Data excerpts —

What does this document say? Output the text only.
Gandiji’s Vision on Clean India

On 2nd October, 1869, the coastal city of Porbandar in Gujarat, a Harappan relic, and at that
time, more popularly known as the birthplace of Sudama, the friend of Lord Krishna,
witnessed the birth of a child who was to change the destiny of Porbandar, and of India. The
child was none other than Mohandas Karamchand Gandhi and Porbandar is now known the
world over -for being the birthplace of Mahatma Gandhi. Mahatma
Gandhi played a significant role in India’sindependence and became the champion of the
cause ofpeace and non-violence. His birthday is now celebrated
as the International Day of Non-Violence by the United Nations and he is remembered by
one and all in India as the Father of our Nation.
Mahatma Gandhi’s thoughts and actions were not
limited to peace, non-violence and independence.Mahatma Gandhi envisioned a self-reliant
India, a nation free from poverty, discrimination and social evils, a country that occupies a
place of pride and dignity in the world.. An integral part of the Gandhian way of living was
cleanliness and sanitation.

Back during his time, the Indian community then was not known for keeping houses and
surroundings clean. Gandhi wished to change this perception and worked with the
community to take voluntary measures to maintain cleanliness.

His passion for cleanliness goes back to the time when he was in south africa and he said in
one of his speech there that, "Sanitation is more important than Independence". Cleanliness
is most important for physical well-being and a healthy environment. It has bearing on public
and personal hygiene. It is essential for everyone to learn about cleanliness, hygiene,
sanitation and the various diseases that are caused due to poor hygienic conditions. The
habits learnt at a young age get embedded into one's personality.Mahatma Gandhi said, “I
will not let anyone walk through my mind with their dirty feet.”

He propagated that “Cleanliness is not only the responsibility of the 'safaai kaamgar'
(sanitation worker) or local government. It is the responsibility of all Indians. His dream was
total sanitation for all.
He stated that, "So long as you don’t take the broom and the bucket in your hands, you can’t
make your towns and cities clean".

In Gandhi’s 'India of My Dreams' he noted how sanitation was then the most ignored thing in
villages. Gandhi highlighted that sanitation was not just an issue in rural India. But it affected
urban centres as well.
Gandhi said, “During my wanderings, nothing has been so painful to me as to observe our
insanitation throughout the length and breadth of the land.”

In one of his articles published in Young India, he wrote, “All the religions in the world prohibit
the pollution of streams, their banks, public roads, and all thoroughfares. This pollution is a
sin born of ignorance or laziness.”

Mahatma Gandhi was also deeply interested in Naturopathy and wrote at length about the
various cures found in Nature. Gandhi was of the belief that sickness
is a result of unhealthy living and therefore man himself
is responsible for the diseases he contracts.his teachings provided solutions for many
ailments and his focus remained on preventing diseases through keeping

WHAT YOU ARE ASKED TO DO —
What is the number of lines that contain "time"? Reply with that number alone.

REPLY TO THE TASK —
3